» What is required
Find all lines in the listing that include the word "holder", then copy them.

» Stored data

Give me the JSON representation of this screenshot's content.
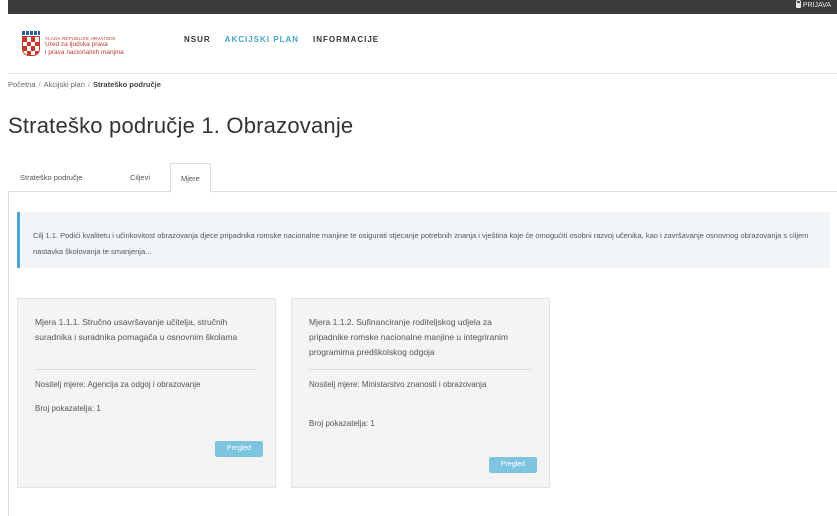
{
  "topbar": {
    "login_label": "PRIJAVA"
  },
  "logo": {
    "line1": "VLADA REPUBLIKE HRVATSKE",
    "line2": "Ured za ljudska prava",
    "line3": "i prava nacionalnih manjina"
  },
  "nav": {
    "items": [
      {
        "label": "NSUR"
      },
      {
        "label": "AKCIJSKI PLAN"
      },
      {
        "label": "INFORMACIJE"
      }
    ]
  },
  "breadcrumb": {
    "items": [
      "Početna",
      "Akcijski plan",
      "Strateško područje"
    ],
    "separator": "/"
  },
  "page_title": "Strateško područje 1. Obrazovanje",
  "tabs": [
    {
      "label": "Strateško područje"
    },
    {
      "label": "Ciljevi"
    },
    {
      "label": "Mjere"
    }
  ],
  "goal": {
    "text": "Cilj 1.1. Podići kvalitetu i učinkovitost obrazovanja djece pripadnika romske nacionalne manjine te osigurati stjecanje potrebnih znanja i vještina koje će omogućiti osobni razvoj učenika, kao i završavanje osnovnog obrazovanja s ciljem nastavka školovanja te smanjenja..."
  },
  "cards": [
    {
      "title": "Mjera 1.1.1. Stručno usavršavanje učitelja, stručnih suradnika i suradnika pomagača u osnovnim školama",
      "holder": "Nositelj mjere: Agencija za odgoj i obrazovanje",
      "indicators": "Broj pokazatelja: 1",
      "button": "Pregled"
    },
    {
      "title": "Mjera 1.1.2. Sufinanciranje roditeljskog udjela za pripadnike romske nacionalne manjine u integriranim programima predškolskog odgoja",
      "holder": "Nositelj mjere: Ministarstvo znanosti i obrazovanja",
      "indicators": "Broj pokazatelja: 1",
      "button": "Pregled"
    }
  ],
  "colors": {
    "accent": "#3fa7c7",
    "button": "#7cc4e0",
    "topbar": "#3b3b3b"
  }
}
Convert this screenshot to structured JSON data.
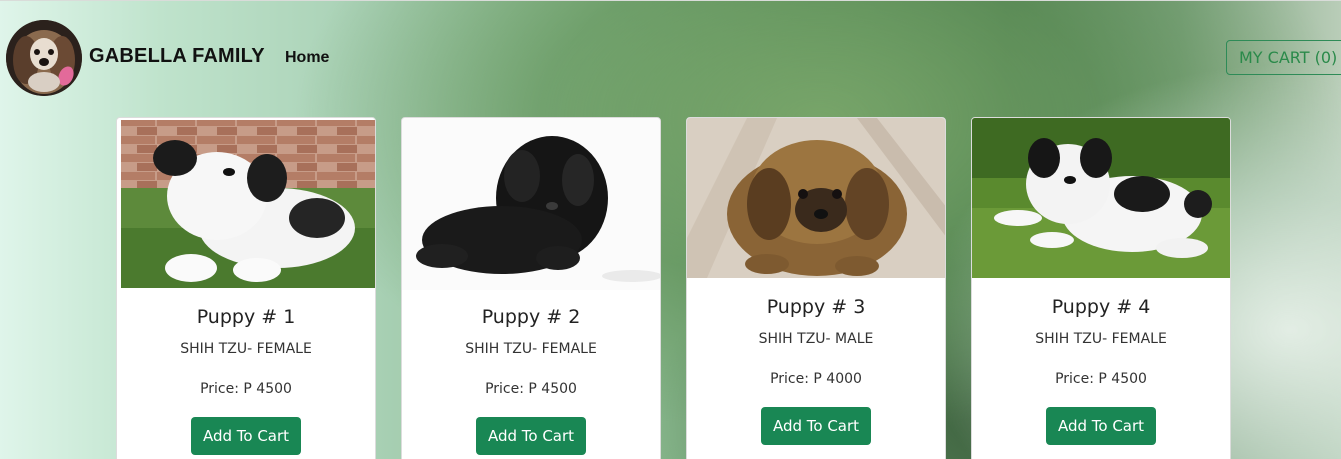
{
  "navbar": {
    "brand": "GABELLA FAMILY",
    "home_label": "Home",
    "cart_label": "MY CART (0)"
  },
  "colors": {
    "accent": "#198754",
    "cart_outline": "#2e8b57"
  },
  "products": [
    {
      "title": "Puppy # 1",
      "breed": "SHIH TZU- FEMALE",
      "price": "Price: P 4500",
      "button": "Add To Cart",
      "photo": "white-black-shih-tzu-puppy-on-grass"
    },
    {
      "title": "Puppy # 2",
      "breed": "SHIH TZU- FEMALE",
      "price": "Price: P 4500",
      "button": "Add To Cart",
      "photo": "black-shih-tzu-puppy-white-background"
    },
    {
      "title": "Puppy # 3",
      "breed": "SHIH TZU- MALE",
      "price": "Price: P 4000",
      "button": "Add To Cart",
      "photo": "brown-shih-tzu-puppy-on-tiles"
    },
    {
      "title": "Puppy # 4",
      "breed": "SHIH TZU- FEMALE",
      "price": "Price: P 4500",
      "button": "Add To Cart",
      "photo": "white-black-shih-tzu-puppy-lying-on-grass"
    }
  ]
}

» Response below
      "holder": "Nositelj mjere: Agencija za odgoj i obrazovanje",
      "holder": "Nositelj mjere: Ministarstvo znanosti i obrazovanja",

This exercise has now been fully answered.